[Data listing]
Begin

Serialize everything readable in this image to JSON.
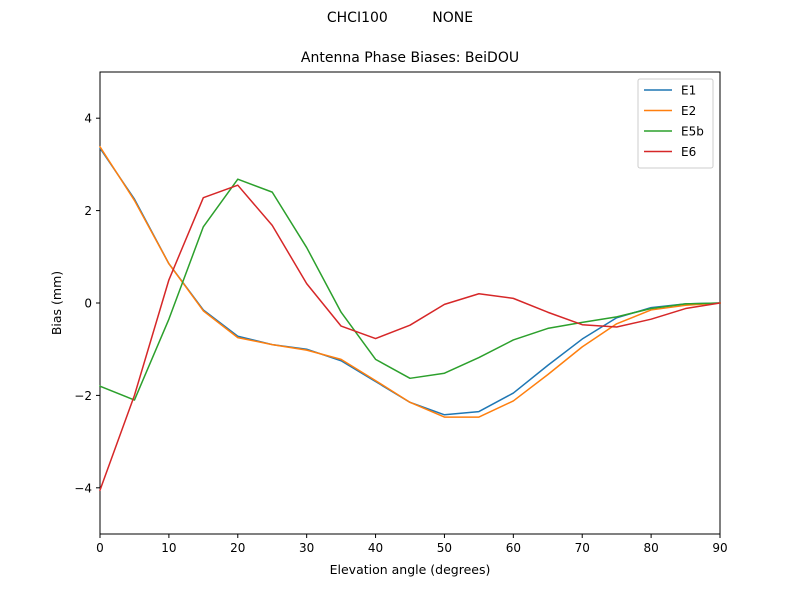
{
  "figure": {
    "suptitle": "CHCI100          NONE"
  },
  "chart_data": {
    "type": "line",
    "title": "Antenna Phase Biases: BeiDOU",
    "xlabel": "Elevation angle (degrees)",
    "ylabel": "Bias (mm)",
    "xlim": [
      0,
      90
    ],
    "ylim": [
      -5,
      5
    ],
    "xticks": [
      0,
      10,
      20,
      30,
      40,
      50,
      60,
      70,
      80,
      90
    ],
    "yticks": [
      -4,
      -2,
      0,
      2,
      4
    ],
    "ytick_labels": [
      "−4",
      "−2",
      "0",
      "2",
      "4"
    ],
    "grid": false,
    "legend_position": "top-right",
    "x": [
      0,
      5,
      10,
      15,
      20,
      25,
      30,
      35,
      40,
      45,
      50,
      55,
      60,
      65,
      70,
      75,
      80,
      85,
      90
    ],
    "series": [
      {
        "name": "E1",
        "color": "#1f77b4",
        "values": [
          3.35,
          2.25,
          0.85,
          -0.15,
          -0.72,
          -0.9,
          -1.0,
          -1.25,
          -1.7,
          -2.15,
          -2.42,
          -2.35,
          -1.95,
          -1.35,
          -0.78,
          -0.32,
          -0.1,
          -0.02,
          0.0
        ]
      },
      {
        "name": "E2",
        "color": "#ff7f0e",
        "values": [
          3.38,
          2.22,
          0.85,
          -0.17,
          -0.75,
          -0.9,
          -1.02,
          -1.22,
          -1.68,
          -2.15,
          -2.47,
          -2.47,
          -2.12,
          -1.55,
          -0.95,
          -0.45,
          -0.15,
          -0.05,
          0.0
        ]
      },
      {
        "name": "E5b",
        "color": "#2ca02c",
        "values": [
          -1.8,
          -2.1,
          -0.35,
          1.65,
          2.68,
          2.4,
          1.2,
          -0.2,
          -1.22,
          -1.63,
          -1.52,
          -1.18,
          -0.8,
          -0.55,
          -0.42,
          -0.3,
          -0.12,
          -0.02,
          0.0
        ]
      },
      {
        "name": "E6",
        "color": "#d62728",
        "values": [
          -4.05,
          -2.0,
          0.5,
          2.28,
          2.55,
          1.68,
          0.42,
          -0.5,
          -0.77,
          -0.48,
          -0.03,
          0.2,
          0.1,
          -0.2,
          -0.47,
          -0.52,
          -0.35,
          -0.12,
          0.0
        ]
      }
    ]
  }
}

End
Begin

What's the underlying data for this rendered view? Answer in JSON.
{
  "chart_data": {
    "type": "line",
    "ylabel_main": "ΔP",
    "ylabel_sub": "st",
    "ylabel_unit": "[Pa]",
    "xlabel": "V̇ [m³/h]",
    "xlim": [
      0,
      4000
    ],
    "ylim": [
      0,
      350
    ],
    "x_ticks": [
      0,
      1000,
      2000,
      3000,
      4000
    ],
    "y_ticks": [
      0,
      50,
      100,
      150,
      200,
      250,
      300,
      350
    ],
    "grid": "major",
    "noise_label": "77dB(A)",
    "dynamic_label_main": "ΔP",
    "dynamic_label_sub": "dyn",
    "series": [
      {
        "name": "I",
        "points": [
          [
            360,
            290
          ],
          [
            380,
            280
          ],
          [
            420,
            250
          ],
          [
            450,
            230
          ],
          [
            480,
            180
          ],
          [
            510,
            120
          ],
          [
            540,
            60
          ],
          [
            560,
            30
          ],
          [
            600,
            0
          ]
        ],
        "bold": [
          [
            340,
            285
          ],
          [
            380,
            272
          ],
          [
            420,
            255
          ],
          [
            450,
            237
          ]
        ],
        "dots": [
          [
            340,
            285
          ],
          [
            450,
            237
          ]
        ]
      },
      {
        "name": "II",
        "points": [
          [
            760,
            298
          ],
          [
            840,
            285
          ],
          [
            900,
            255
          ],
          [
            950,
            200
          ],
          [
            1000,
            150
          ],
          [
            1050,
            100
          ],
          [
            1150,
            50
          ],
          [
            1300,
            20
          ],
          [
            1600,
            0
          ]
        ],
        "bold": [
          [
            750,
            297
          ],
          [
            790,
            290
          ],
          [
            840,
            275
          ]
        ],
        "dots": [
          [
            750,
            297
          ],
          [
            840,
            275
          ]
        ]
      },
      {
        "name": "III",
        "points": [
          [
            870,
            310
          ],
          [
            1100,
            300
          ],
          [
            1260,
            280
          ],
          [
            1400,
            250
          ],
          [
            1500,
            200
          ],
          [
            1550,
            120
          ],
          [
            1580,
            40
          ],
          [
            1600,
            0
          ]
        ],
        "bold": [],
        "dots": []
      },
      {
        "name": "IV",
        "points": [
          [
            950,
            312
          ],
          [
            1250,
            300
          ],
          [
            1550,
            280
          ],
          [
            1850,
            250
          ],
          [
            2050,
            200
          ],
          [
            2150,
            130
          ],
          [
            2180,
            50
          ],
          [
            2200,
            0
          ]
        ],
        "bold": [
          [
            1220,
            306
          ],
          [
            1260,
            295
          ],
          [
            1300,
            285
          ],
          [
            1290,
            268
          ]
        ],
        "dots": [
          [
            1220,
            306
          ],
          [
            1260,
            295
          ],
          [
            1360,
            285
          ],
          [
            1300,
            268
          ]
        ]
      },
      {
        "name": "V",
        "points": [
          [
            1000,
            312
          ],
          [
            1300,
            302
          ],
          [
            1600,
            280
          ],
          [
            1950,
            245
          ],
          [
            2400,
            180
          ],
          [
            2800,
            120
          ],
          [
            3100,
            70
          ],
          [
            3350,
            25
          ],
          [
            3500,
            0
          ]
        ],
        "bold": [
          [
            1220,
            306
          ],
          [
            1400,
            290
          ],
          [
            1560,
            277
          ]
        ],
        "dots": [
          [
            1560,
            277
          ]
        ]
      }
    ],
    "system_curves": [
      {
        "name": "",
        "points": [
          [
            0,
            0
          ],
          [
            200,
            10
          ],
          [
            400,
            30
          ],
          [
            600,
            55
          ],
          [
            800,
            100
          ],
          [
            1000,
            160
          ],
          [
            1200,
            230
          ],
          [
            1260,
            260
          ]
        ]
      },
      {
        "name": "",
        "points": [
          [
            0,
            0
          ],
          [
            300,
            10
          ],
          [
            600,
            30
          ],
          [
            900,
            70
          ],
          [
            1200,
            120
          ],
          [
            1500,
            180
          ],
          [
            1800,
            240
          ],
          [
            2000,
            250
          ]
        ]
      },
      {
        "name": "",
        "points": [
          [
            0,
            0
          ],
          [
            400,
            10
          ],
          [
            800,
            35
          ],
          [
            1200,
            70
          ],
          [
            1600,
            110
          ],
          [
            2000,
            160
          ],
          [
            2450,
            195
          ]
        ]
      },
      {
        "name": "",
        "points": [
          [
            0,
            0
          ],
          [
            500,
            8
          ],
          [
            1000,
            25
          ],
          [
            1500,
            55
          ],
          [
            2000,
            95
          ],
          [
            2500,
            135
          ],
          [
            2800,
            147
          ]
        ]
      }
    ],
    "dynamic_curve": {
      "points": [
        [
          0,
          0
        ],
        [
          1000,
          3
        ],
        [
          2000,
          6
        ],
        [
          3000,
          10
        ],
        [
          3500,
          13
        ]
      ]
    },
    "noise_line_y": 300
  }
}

End

- What you need to do:
Pull out all lines containing "this".

- Correct result:
Serialize everything readable in this image to JSON.
What's the underlying data for this rendered view? Answer in JSON.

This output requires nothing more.